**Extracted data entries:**
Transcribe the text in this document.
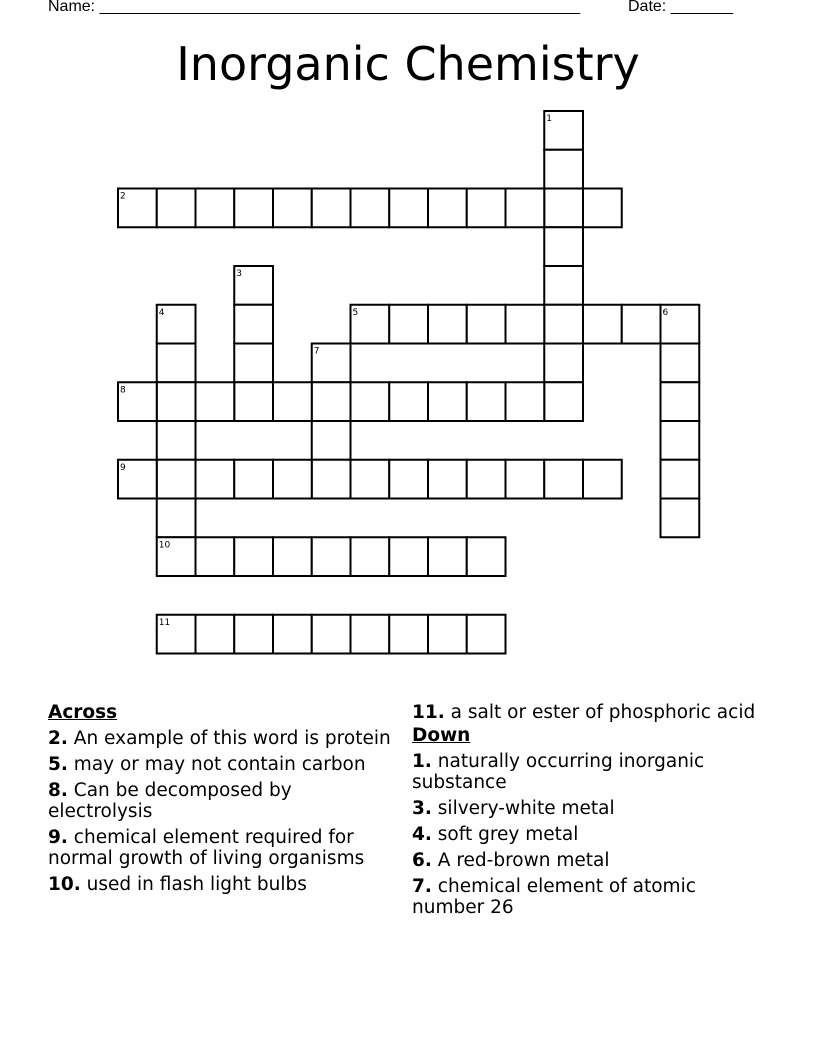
Name: ______________________________________________________	Date: _______
Inorganic Chemistry
1
2
3
4	5	6
7
8
9
10
11
Across
2. An example of this word is protein
5. may or may not contain carbon
8. Can be decomposed by electrolysis
9. chemical element required for normal growth of living organisms
10. used in flash light bulbs
11. a salt or ester of phosphoric acid
Down
1. naturally occurring inorganic substance
3. silvery-white metal
4. soft grey metal
6. A red-brown metal
7. chemical element of atomic number 26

**Task instructions:** Restate it all word for word: every record, no pictures.

**Finished exercise:**
Transcribe the text in this document.
Name: ______________________________________________________	Date: _______
Inorganic Chemistry
1
2
3
4	5	6
7
8
9
10
11
Across
2. An example of this word is protein
5. may or may not contain carbon
8. Can be decomposed by electrolysis
9. chemical element required for normal growth of living organisms
10. used in flash light bulbs
11. a salt or ester of phosphoric acid
Down
1. naturally occurring inorganic substance
3. silvery-white metal
4. soft grey metal
6. A red-brown metal
7. chemical element of atomic number 26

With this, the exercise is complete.